Records shown
--*--
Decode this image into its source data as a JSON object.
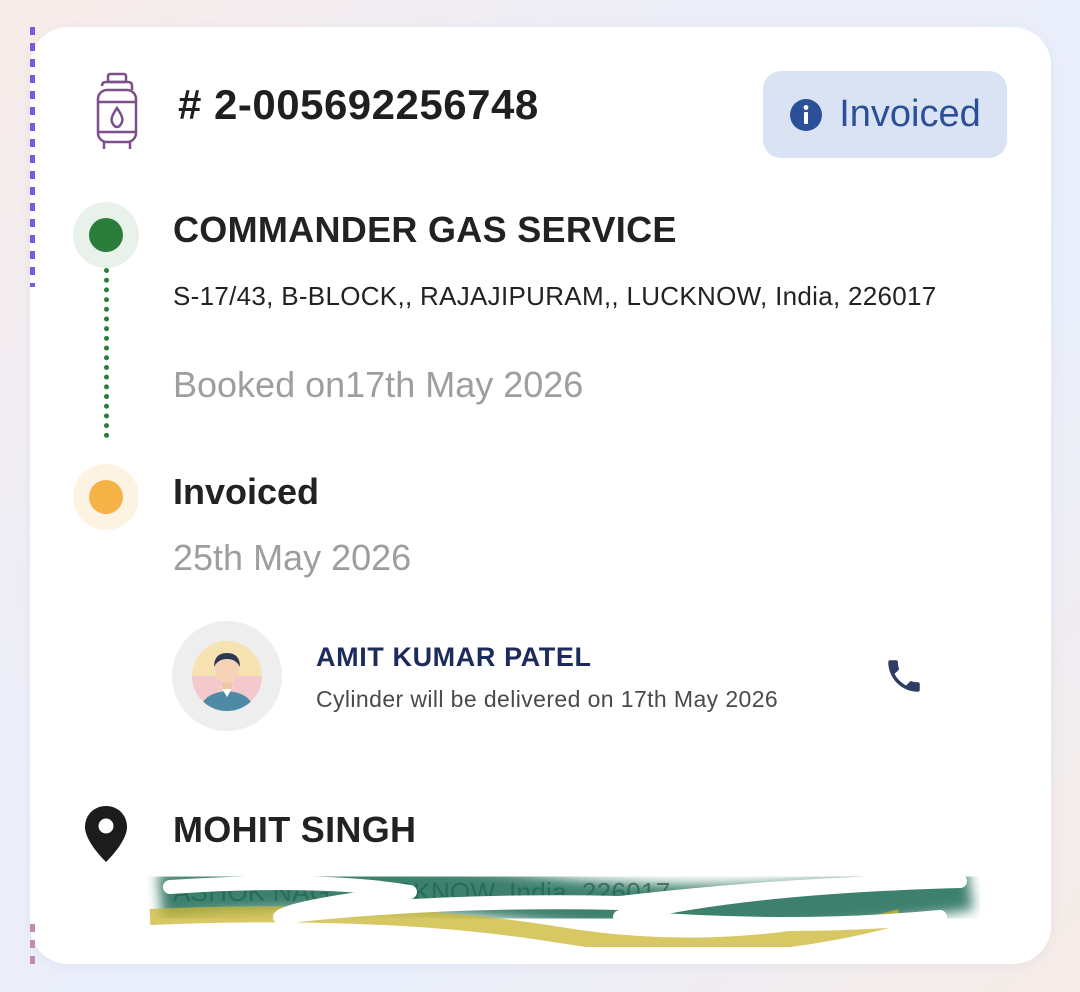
{
  "order": {
    "id": "# 2-005692256748",
    "status_label": "Invoiced",
    "status_icon": "info-icon",
    "cylinder_icon": "gas-cylinder-icon"
  },
  "distributor": {
    "name": "COMMANDER GAS SERVICE",
    "address": "S-17/43, B-BLOCK,, RAJAJIPURAM,, LUCKNOW, India, 226017",
    "booked": "Booked on17th May 2026"
  },
  "invoice": {
    "title": "Invoiced",
    "date": "25th May 2026"
  },
  "delivery_agent": {
    "name": "AMIT KUMAR PATEL",
    "note": "Cylinder will be delivered on 17th May 2026",
    "call_icon": "phone-icon"
  },
  "customer": {
    "name": "MOHIT SINGH",
    "address_visible": "ASHOK NAG...  LUCKNOW, India, 226017"
  },
  "colors": {
    "step_done": "#2a7d3a",
    "step_current": "#f4b247",
    "status_pill_bg": "#d9e3f3",
    "status_pill_text": "#2c4f9a",
    "agent_name": "#1d2a5c"
  }
}
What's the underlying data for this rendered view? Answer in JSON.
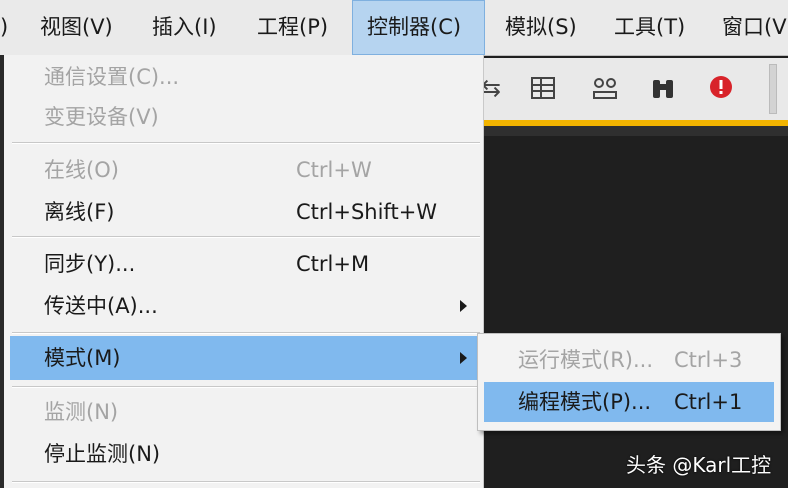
{
  "menubar": {
    "items": [
      {
        "label": ")"
      },
      {
        "label": "视图(V)"
      },
      {
        "label": "插入(I)"
      },
      {
        "label": "工程(P)"
      },
      {
        "label": "控制器(C)"
      },
      {
        "label": "模拟(S)"
      },
      {
        "label": "工具(T)"
      },
      {
        "label": "窗口(V"
      }
    ]
  },
  "toolbar": {
    "icons": [
      "compare-icon",
      "table-icon",
      "network-icon",
      "binoculars-icon",
      "alert-icon"
    ]
  },
  "dropdown": {
    "items": [
      {
        "label": "通信设置(C)...",
        "shortcut": "",
        "disabled": true
      },
      {
        "label": "变更设备(V)",
        "shortcut": "",
        "disabled": true
      },
      {
        "label": "在线(O)",
        "shortcut": "Ctrl+W",
        "disabled": true
      },
      {
        "label": "离线(F)",
        "shortcut": "Ctrl+Shift+W",
        "disabled": false
      },
      {
        "label": "同步(Y)...",
        "shortcut": "Ctrl+M",
        "disabled": false
      },
      {
        "label": "传送中(A)...",
        "shortcut": "",
        "disabled": false,
        "submenu": true
      },
      {
        "label": "模式(M)",
        "shortcut": "",
        "disabled": false,
        "submenu": true,
        "highlighted": true
      },
      {
        "label": "监测(N)",
        "shortcut": "",
        "disabled": true
      },
      {
        "label": "停止监测(N)",
        "shortcut": "",
        "disabled": false
      }
    ]
  },
  "submenu": {
    "items": [
      {
        "label": "运行模式(R)...",
        "shortcut": "Ctrl+3",
        "disabled": true
      },
      {
        "label": "编程模式(P)...",
        "shortcut": "Ctrl+1",
        "disabled": false,
        "highlighted": true
      }
    ]
  },
  "watermark": "头条 @Karl工控",
  "colors": {
    "menu_active": "#b6d4f0",
    "highlight": "#80b9ee",
    "toolbar_accent": "#f2b400"
  }
}
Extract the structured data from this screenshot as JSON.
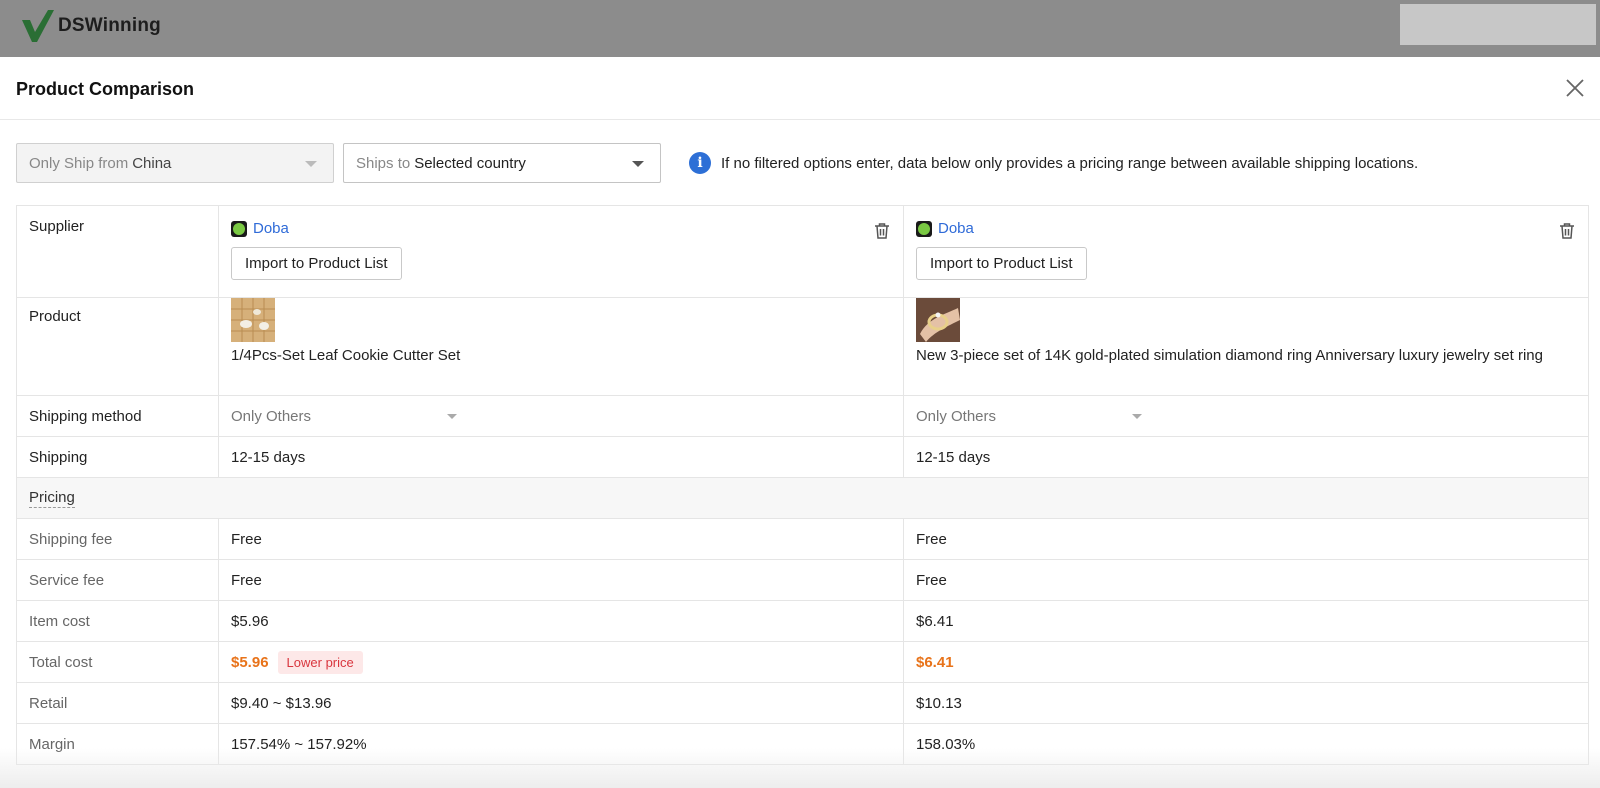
{
  "app": {
    "name": "DSWinning"
  },
  "modal": {
    "title": "Product Comparison"
  },
  "filters": {
    "ship_from": {
      "prefix": "Only Ship from",
      "value": "China"
    },
    "ships_to": {
      "prefix": "Ships to",
      "value": "Selected country"
    },
    "info_text": "If no filtered options enter, data below only provides a pricing range between available shipping locations."
  },
  "labels": {
    "supplier": "Supplier",
    "product": "Product",
    "shipping_method": "Shipping method",
    "shipping": "Shipping",
    "pricing": "Pricing",
    "shipping_fee": "Shipping fee",
    "service_fee": "Service fee",
    "item_cost": "Item cost",
    "total_cost": "Total cost",
    "retail": "Retail",
    "margin": "Margin"
  },
  "import_label": "Import to Product List",
  "products": [
    {
      "supplier": "Doba",
      "name": "1/4Pcs-Set Leaf Cookie Cutter Set",
      "shipping_method": "Only Others",
      "shipping": "12-15 days",
      "shipping_fee": "Free",
      "service_fee": "Free",
      "item_cost": "$5.96",
      "total_cost": "$5.96",
      "badge": "Lower price",
      "retail": "$9.40 ~ $13.96",
      "margin": "157.54% ~ 157.92%"
    },
    {
      "supplier": "Doba",
      "name": "New 3-piece set of 14K gold-plated simulation diamond ring Anniversary luxury jewelry set ring",
      "shipping_method": "Only Others",
      "shipping": "12-15 days",
      "shipping_fee": "Free",
      "service_fee": "Free",
      "item_cost": "$6.41",
      "total_cost": "$6.41",
      "retail": "$10.13",
      "margin": "158.03%"
    }
  ],
  "colors": {
    "accent_blue": "#2f6bd8",
    "total_orange": "#e8731a",
    "badge_red": "#d9363e",
    "logo_green": "#2e8b3d"
  }
}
--*--
Copy out the records above in full, exactly as written, but not the pictures.

Decode this image into its source data as a JSON object.
{
  "order": {
    "id": "# 2-005692256748",
    "status_label": "Invoiced",
    "status_icon": "info-icon",
    "cylinder_icon": "gas-cylinder-icon"
  },
  "distributor": {
    "name": "COMMANDER GAS SERVICE",
    "address": "S-17/43, B-BLOCK,, RAJAJIPURAM,, LUCKNOW, India, 226017",
    "booked": "Booked on17th May 2026"
  },
  "invoice": {
    "title": "Invoiced",
    "date": "25th May 2026"
  },
  "delivery_agent": {
    "name": "AMIT KUMAR PATEL",
    "note": "Cylinder will be delivered on 17th May 2026",
    "call_icon": "phone-icon"
  },
  "customer": {
    "name": "MOHIT SINGH",
    "address_visible": "ASHOK NAG...  LUCKNOW, India, 226017"
  },
  "colors": {
    "step_done": "#2a7d3a",
    "step_current": "#f4b247",
    "status_pill_bg": "#d9e3f3",
    "status_pill_text": "#2c4f9a",
    "agent_name": "#1d2a5c"
  }
}
What's the underlying data for this rendered view? Answer in JSON.
{
  "menubar": {
    "items": [
      {
        "label": ")"
      },
      {
        "label": "视图(V)"
      },
      {
        "label": "插入(I)"
      },
      {
        "label": "工程(P)"
      },
      {
        "label": "控制器(C)"
      },
      {
        "label": "模拟(S)"
      },
      {
        "label": "工具(T)"
      },
      {
        "label": "窗口(V"
      }
    ]
  },
  "toolbar": {
    "icons": [
      "compare-icon",
      "table-icon",
      "network-icon",
      "binoculars-icon",
      "alert-icon"
    ]
  },
  "dropdown": {
    "items": [
      {
        "label": "通信设置(C)...",
        "shortcut": "",
        "disabled": true
      },
      {
        "label": "变更设备(V)",
        "shortcut": "",
        "disabled": true
      },
      {
        "label": "在线(O)",
        "shortcut": "Ctrl+W",
        "disabled": true
      },
      {
        "label": "离线(F)",
        "shortcut": "Ctrl+Shift+W",
        "disabled": false
      },
      {
        "label": "同步(Y)...",
        "shortcut": "Ctrl+M",
        "disabled": false
      },
      {
        "label": "传送中(A)...",
        "shortcut": "",
        "disabled": false,
        "submenu": true
      },
      {
        "label": "模式(M)",
        "shortcut": "",
        "disabled": false,
        "submenu": true,
        "highlighted": true
      },
      {
        "label": "监测(N)",
        "shortcut": "",
        "disabled": true
      },
      {
        "label": "停止监测(N)",
        "shortcut": "",
        "disabled": false
      }
    ]
  },
  "submenu": {
    "items": [
      {
        "label": "运行模式(R)...",
        "shortcut": "Ctrl+3",
        "disabled": true
      },
      {
        "label": "编程模式(P)...",
        "shortcut": "Ctrl+1",
        "disabled": false,
        "highlighted": true
      }
    ]
  },
  "watermark": "头条 @Karl工控",
  "colors": {
    "menu_active": "#b6d4f0",
    "highlight": "#80b9ee",
    "toolbar_accent": "#f2b400"
  }
}
Extract the structured data from this screenshot as JSON.
{
  "app": {
    "name": "DSWinning"
  },
  "modal": {
    "title": "Product Comparison"
  },
  "filters": {
    "ship_from": {
      "prefix": "Only Ship from",
      "value": "China"
    },
    "ships_to": {
      "prefix": "Ships to",
      "value": "Selected country"
    },
    "info_text": "If no filtered options enter, data below only provides a pricing range between available shipping locations."
  },
  "labels": {
    "supplier": "Supplier",
    "product": "Product",
    "shipping_method": "Shipping method",
    "shipping": "Shipping",
    "pricing": "Pricing",
    "shipping_fee": "Shipping fee",
    "service_fee": "Service fee",
    "item_cost": "Item cost",
    "total_cost": "Total cost",
    "retail": "Retail",
    "margin": "Margin"
  },
  "import_label": "Import to Product List",
  "products": [
    {
      "supplier": "Doba",
      "name": "1/4Pcs-Set Leaf Cookie Cutter Set",
      "shipping_method": "Only Others",
      "shipping": "12-15 days",
      "shipping_fee": "Free",
      "service_fee": "Free",
      "item_cost": "$5.96",
      "total_cost": "$5.96",
      "badge": "Lower price",
      "retail": "$9.40 ~ $13.96",
      "margin": "157.54% ~ 157.92%"
    },
    {
      "supplier": "Doba",
      "name": "New 3-piece set of 14K gold-plated simulation diamond ring Anniversary luxury jewelry set ring",
      "shipping_method": "Only Others",
      "shipping": "12-15 days",
      "shipping_fee": "Free",
      "service_fee": "Free",
      "item_cost": "$6.41",
      "total_cost": "$6.41",
      "retail": "$10.13",
      "margin": "158.03%"
    }
  ],
  "colors": {
    "accent_blue": "#2f6bd8",
    "total_orange": "#e8731a",
    "badge_red": "#d9363e",
    "logo_green": "#2e8b3d"
  }
}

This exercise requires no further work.